- [Stated exercise]:
Give the entries again, word for word.

- [Records provided]:
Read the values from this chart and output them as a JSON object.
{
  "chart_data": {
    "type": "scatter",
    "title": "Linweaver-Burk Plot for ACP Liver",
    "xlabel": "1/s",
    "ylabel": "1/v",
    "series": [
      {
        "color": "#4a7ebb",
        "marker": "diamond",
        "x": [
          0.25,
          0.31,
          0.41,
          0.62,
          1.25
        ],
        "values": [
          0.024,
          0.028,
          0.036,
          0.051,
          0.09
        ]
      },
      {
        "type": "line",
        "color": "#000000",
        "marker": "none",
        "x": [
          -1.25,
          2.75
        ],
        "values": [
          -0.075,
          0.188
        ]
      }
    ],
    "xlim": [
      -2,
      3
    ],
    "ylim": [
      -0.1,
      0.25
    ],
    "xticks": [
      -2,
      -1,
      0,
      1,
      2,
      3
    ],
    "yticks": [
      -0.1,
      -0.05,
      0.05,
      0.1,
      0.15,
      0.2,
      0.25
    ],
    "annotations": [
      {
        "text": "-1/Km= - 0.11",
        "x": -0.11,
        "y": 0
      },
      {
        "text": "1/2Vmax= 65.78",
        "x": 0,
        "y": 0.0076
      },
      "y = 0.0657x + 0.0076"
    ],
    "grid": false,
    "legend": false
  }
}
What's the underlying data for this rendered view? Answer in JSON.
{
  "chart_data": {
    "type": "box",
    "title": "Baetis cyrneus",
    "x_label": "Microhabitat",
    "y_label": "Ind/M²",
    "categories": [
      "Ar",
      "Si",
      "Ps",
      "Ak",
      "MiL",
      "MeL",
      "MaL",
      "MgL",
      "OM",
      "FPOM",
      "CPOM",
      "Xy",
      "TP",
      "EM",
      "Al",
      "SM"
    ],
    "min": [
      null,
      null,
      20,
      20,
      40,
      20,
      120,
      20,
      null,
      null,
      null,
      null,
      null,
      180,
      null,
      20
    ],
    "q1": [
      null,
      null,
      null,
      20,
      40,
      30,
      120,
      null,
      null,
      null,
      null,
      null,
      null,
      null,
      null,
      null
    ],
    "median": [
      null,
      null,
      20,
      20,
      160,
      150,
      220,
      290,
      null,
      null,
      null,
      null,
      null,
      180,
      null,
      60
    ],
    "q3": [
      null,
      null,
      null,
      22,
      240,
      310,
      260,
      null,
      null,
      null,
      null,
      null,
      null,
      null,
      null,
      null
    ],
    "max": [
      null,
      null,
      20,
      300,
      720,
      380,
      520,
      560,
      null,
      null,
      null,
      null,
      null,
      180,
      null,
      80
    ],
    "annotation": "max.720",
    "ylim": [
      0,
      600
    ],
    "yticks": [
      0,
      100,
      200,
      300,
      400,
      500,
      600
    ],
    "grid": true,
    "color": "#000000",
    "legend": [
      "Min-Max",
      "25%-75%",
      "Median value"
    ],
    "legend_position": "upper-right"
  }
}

- [Output below]:
Read the values from this chart and output them as a JSON object.
{
  "chart_data": {
    "type": "scatter",
    "title": "Linweaver-Burk Plot for ACP Liver",
    "xlabel": "1/s",
    "ylabel": "1/v",
    "series": [
      {
        "color": "#4a7ebb",
        "marker": "diamond",
        "x": [
          0.25,
          0.31,
          0.41,
          0.62,
          1.25
        ],
        "values": [
          0.024,
          0.028,
          0.036,
          0.051,
          0.09
        ]
      },
      {
        "type": "line",
        "color": "#000000",
        "marker": "none",
        "x": [
          -1.25,
          2.75
        ],
        "values": [
          -0.075,
          0.188
        ]
      }
    ],
    "xlim": [
      -2,
      3
    ],
    "ylim": [
      -0.1,
      0.25
    ],
    "xticks": [
      -2,
      -1,
      0,
      1,
      2,
      3
    ],
    "yticks": [
      -0.1,
      -0.05,
      0.05,
      0.1,
      0.15,
      0.2,
      0.25
    ],
    "annotations": [
      {
        "text": "-1/Km= - 0.11",
        "x": -0.11,
        "y": 0
      },
      {
        "text": "1/2Vmax= 65.78",
        "x": 0,
        "y": 0.0076
      },
      "y = 0.0657x + 0.0076"
    ],
    "grid": false,
    "legend": false
  }
}
What's the underlying data for this rendered view? Answer in JSON.
{
  "chart_data": {
    "type": "box",
    "title": "Baetis cyrneus",
    "x_label": "Microhabitat",
    "y_label": "Ind/M²",
    "categories": [
      "Ar",
      "Si",
      "Ps",
      "Ak",
      "MiL",
      "MeL",
      "MaL",
      "MgL",
      "OM",
      "FPOM",
      "CPOM",
      "Xy",
      "TP",
      "EM",
      "Al",
      "SM"
    ],
    "min": [
      null,
      null,
      20,
      20,
      40,
      20,
      120,
      20,
      null,
      null,
      null,
      null,
      null,
      180,
      null,
      20
    ],
    "q1": [
      null,
      null,
      null,
      20,
      40,
      30,
      120,
      null,
      null,
      null,
      null,
      null,
      null,
      null,
      null,
      null
    ],
    "median": [
      null,
      null,
      20,
      20,
      160,
      150,
      220,
      290,
      null,
      null,
      null,
      null,
      null,
      180,
      null,
      60
    ],
    "q3": [
      null,
      null,
      null,
      22,
      240,
      310,
      260,
      null,
      null,
      null,
      null,
      null,
      null,
      null,
      null,
      null
    ],
    "max": [
      null,
      null,
      20,
      300,
      720,
      380,
      520,
      560,
      null,
      null,
      null,
      null,
      null,
      180,
      null,
      80
    ],
    "annotation": "max.720",
    "ylim": [
      0,
      600
    ],
    "yticks": [
      0,
      100,
      200,
      300,
      400,
      500,
      600
    ],
    "grid": true,
    "color": "#000000",
    "legend": [
      "Min-Max",
      "25%-75%",
      "Median value"
    ],
    "legend_position": "upper-right"
  }
}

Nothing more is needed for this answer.